═════ Provided data ═════

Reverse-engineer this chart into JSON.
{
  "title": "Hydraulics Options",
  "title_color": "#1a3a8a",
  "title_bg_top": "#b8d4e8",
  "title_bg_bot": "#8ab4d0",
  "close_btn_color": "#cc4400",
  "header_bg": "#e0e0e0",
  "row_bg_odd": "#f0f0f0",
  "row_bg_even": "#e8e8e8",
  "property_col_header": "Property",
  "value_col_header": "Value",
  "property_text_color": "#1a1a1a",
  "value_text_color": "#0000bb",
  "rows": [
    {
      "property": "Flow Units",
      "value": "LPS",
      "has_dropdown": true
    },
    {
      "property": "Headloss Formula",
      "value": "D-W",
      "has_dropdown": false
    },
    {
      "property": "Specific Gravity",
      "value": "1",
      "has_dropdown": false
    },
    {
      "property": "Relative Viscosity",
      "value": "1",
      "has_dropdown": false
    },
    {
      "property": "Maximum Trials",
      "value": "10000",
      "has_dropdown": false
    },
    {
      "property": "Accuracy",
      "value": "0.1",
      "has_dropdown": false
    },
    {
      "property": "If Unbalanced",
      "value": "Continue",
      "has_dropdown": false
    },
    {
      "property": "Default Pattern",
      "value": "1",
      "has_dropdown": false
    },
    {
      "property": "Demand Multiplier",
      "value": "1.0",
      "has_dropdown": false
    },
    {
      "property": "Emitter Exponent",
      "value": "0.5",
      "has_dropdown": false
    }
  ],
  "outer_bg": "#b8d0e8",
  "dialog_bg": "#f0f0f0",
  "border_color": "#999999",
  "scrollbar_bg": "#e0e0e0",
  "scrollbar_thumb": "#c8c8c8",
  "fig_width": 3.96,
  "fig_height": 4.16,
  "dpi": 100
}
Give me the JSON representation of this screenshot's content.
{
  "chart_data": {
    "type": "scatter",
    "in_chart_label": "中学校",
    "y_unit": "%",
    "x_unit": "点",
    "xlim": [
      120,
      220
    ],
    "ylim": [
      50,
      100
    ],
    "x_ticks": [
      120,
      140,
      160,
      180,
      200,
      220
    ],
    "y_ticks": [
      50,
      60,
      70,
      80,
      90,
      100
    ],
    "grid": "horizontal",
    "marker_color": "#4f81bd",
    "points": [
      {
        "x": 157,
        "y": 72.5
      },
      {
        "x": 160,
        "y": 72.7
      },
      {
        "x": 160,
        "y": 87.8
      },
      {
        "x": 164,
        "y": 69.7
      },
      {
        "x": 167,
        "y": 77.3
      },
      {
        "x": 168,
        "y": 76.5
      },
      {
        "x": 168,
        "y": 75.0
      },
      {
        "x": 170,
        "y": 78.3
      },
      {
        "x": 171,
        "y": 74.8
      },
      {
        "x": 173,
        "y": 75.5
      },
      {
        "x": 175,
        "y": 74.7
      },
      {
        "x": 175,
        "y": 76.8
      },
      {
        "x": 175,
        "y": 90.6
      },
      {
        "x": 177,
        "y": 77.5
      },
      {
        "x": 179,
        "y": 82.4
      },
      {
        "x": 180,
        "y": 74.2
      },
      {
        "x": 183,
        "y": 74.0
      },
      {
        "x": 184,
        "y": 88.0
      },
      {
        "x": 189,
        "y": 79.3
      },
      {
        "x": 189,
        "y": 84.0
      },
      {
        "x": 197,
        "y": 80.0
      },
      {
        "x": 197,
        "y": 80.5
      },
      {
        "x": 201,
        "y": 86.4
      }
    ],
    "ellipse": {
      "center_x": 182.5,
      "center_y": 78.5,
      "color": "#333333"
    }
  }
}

═════

Exercise brief → Count every line in the preceding entries where the string "JSON" appears, then state only the total.

Result of the task → 2